%%

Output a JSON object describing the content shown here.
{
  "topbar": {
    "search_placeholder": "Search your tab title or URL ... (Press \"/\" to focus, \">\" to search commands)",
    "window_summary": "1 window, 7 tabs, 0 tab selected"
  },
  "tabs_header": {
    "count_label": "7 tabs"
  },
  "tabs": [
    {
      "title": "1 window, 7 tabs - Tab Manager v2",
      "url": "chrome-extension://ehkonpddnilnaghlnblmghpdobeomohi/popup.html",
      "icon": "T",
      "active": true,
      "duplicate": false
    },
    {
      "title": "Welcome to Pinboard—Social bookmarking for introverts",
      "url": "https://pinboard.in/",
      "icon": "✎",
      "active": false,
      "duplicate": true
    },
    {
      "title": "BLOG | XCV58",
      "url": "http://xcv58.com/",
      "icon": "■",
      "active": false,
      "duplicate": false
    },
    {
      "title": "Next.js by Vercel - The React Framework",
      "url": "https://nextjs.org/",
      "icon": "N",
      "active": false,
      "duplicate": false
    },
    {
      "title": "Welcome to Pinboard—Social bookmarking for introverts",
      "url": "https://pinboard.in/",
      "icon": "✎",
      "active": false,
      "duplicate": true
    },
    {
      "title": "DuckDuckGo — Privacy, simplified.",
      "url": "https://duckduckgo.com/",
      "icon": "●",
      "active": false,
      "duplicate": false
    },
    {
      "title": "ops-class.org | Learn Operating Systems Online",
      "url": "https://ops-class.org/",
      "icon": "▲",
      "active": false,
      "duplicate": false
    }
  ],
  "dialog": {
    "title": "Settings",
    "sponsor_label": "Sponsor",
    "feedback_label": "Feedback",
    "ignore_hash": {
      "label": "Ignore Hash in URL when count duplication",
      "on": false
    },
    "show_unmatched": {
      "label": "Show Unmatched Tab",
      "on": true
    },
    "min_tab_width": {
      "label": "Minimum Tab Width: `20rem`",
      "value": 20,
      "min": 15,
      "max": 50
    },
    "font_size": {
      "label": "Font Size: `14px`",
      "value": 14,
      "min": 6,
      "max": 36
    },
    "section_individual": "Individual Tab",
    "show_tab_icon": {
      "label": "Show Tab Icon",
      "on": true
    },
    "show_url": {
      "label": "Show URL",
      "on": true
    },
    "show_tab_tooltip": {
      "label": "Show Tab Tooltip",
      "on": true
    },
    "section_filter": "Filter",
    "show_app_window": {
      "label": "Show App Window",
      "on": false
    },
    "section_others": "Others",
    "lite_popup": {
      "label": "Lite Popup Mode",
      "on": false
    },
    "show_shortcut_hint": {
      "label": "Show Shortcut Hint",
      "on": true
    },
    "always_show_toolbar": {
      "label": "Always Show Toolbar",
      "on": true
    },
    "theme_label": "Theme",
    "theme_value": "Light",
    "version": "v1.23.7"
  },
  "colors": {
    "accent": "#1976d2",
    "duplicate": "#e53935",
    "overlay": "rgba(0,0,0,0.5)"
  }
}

%%

EXERCISE BRIEF |
The records above must be repeated exactly, every one of them.

RESULT BELOW |
Output a JSON object describing the content shown here.
{
  "topbar": {
    "search_placeholder": "Search your tab title or URL ... (Press \"/\" to focus, \">\" to search commands)",
    "window_summary": "1 window, 7 tabs, 0 tab selected"
  },
  "tabs_header": {
    "count_label": "7 tabs"
  },
  "tabs": [
    {
      "title": "1 window, 7 tabs - Tab Manager v2",
      "url": "chrome-extension://ehkonpddnilnaghlnblmghpdobeomohi/popup.html",
      "icon": "T",
      "active": true,
      "duplicate": false
    },
    {
      "title": "Welcome to Pinboard—Social bookmarking for introverts",
      "url": "https://pinboard.in/",
      "icon": "✎",
      "active": false,
      "duplicate": true
    },
    {
      "title": "BLOG | XCV58",
      "url": "http://xcv58.com/",
      "icon": "■",
      "active": false,
      "duplicate": false
    },
    {
      "title": "Next.js by Vercel - The React Framework",
      "url": "https://nextjs.org/",
      "icon": "N",
      "active": false,
      "duplicate": false
    },
    {
      "title": "Welcome to Pinboard—Social bookmarking for introverts",
      "url": "https://pinboard.in/",
      "icon": "✎",
      "active": false,
      "duplicate": true
    },
    {
      "title": "DuckDuckGo — Privacy, simplified.",
      "url": "https://duckduckgo.com/",
      "icon": "●",
      "active": false,
      "duplicate": false
    },
    {
      "title": "ops-class.org | Learn Operating Systems Online",
      "url": "https://ops-class.org/",
      "icon": "▲",
      "active": false,
      "duplicate": false
    }
  ],
  "dialog": {
    "title": "Settings",
    "sponsor_label": "Sponsor",
    "feedback_label": "Feedback",
    "ignore_hash": {
      "label": "Ignore Hash in URL when count duplication",
      "on": false
    },
    "show_unmatched": {
      "label": "Show Unmatched Tab",
      "on": true
    },
    "min_tab_width": {
      "label": "Minimum Tab Width: `20rem`",
      "value": 20,
      "min": 15,
      "max": 50
    },
    "font_size": {
      "label": "Font Size: `14px`",
      "value": 14,
      "min": 6,
      "max": 36
    },
    "section_individual": "Individual Tab",
    "show_tab_icon": {
      "label": "Show Tab Icon",
      "on": true
    },
    "show_url": {
      "label": "Show URL",
      "on": true
    },
    "show_tab_tooltip": {
      "label": "Show Tab Tooltip",
      "on": true
    },
    "section_filter": "Filter",
    "show_app_window": {
      "label": "Show App Window",
      "on": false
    },
    "section_others": "Others",
    "lite_popup": {
      "label": "Lite Popup Mode",
      "on": false
    },
    "show_shortcut_hint": {
      "label": "Show Shortcut Hint",
      "on": true
    },
    "always_show_toolbar": {
      "label": "Always Show Toolbar",
      "on": true
    },
    "theme_label": "Theme",
    "theme_value": "Light",
    "version": "v1.23.7"
  },
  "colors": {
    "accent": "#1976d2",
    "duplicate": "#e53935",
    "overlay": "rgba(0,0,0,0.5)"
  }
}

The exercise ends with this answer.